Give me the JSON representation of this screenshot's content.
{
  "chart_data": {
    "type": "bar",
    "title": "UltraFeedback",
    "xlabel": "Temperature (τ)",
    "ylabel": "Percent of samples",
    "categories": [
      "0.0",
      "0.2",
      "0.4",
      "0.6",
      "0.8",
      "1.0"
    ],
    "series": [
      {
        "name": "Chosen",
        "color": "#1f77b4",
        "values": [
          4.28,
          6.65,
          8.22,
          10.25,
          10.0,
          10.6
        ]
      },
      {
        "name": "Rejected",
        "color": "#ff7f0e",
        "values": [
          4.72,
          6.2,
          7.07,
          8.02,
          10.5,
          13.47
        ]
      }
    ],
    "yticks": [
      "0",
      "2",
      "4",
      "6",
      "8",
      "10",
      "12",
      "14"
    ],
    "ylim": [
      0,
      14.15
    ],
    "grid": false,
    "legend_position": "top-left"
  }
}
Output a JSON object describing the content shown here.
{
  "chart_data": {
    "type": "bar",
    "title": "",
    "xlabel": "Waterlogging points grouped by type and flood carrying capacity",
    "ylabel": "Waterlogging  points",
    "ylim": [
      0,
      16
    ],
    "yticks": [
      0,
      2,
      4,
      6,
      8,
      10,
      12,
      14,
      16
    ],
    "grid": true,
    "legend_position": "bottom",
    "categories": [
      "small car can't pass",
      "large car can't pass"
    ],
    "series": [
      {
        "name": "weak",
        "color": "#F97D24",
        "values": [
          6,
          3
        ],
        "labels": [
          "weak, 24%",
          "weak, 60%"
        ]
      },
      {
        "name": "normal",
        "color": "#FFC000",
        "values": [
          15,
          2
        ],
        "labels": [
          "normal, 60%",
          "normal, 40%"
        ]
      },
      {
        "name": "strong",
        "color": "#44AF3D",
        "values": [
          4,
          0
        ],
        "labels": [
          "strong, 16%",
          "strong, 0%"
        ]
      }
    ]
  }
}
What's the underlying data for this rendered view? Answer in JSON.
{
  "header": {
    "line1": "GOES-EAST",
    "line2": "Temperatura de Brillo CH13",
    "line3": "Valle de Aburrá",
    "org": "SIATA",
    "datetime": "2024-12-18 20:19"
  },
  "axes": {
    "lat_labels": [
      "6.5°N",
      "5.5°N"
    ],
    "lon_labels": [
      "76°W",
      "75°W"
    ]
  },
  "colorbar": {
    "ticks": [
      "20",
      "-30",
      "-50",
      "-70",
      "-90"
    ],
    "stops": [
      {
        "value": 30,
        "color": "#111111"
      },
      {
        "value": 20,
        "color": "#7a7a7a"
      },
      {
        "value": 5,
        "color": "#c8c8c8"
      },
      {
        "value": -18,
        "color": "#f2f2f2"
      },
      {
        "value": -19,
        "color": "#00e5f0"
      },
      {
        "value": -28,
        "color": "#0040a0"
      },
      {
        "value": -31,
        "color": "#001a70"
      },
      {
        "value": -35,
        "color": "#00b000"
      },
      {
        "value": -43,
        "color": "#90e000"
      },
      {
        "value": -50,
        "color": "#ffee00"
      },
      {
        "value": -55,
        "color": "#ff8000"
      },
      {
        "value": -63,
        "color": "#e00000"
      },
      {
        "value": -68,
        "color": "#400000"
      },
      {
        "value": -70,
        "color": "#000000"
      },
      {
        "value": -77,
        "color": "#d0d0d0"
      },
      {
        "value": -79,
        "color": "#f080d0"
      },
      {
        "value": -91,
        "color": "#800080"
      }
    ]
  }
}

════════

§ Work instructions
Retype every record above exactly as written.

§ Solution below
Give me the JSON representation of this screenshot's content.
{
  "chart_data": {
    "type": "bar",
    "title": "UltraFeedback",
    "xlabel": "Temperature (τ)",
    "ylabel": "Percent of samples",
    "categories": [
      "0.0",
      "0.2",
      "0.4",
      "0.6",
      "0.8",
      "1.0"
    ],
    "series": [
      {
        "name": "Chosen",
        "color": "#1f77b4",
        "values": [
          4.28,
          6.65,
          8.22,
          10.25,
          10.0,
          10.6
        ]
      },
      {
        "name": "Rejected",
        "color": "#ff7f0e",
        "values": [
          4.72,
          6.2,
          7.07,
          8.02,
          10.5,
          13.47
        ]
      }
    ],
    "yticks": [
      "0",
      "2",
      "4",
      "6",
      "8",
      "10",
      "12",
      "14"
    ],
    "ylim": [
      0,
      14.15
    ],
    "grid": false,
    "legend_position": "top-left"
  }
}
Output a JSON object describing the content shown here.
{
  "chart_data": {
    "type": "bar",
    "title": "",
    "xlabel": "Waterlogging points grouped by type and flood carrying capacity",
    "ylabel": "Waterlogging  points",
    "ylim": [
      0,
      16
    ],
    "yticks": [
      0,
      2,
      4,
      6,
      8,
      10,
      12,
      14,
      16
    ],
    "grid": true,
    "legend_position": "bottom",
    "categories": [
      "small car can't pass",
      "large car can't pass"
    ],
    "series": [
      {
        "name": "weak",
        "color": "#F97D24",
        "values": [
          6,
          3
        ],
        "labels": [
          "weak, 24%",
          "weak, 60%"
        ]
      },
      {
        "name": "normal",
        "color": "#FFC000",
        "values": [
          15,
          2
        ],
        "labels": [
          "normal, 60%",
          "normal, 40%"
        ]
      },
      {
        "name": "strong",
        "color": "#44AF3D",
        "values": [
          4,
          0
        ],
        "labels": [
          "strong, 16%",
          "strong, 0%"
        ]
      }
    ]
  }
}
What's the underlying data for this rendered view? Answer in JSON.
{
  "header": {
    "line1": "GOES-EAST",
    "line2": "Temperatura de Brillo CH13",
    "line3": "Valle de Aburrá",
    "org": "SIATA",
    "datetime": "2024-12-18 20:19"
  },
  "axes": {
    "lat_labels": [
      "6.5°N",
      "5.5°N"
    ],
    "lon_labels": [
      "76°W",
      "75°W"
    ]
  },
  "colorbar": {
    "ticks": [
      "20",
      "-30",
      "-50",
      "-70",
      "-90"
    ],
    "stops": [
      {
        "value": 30,
        "color": "#111111"
      },
      {
        "value": 20,
        "color": "#7a7a7a"
      },
      {
        "value": 5,
        "color": "#c8c8c8"
      },
      {
        "value": -18,
        "color": "#f2f2f2"
      },
      {
        "value": -19,
        "color": "#00e5f0"
      },
      {
        "value": -28,
        "color": "#0040a0"
      },
      {
        "value": -31,
        "color": "#001a70"
      },
      {
        "value": -35,
        "color": "#00b000"
      },
      {
        "value": -43,
        "color": "#90e000"
      },
      {
        "value": -50,
        "color": "#ffee00"
      },
      {
        "value": -55,
        "color": "#ff8000"
      },
      {
        "value": -63,
        "color": "#e00000"
      },
      {
        "value": -68,
        "color": "#400000"
      },
      {
        "value": -70,
        "color": "#000000"
      },
      {
        "value": -77,
        "color": "#d0d0d0"
      },
      {
        "value": -79,
        "color": "#f080d0"
      },
      {
        "value": -91,
        "color": "#800080"
      }
    ]
  }
}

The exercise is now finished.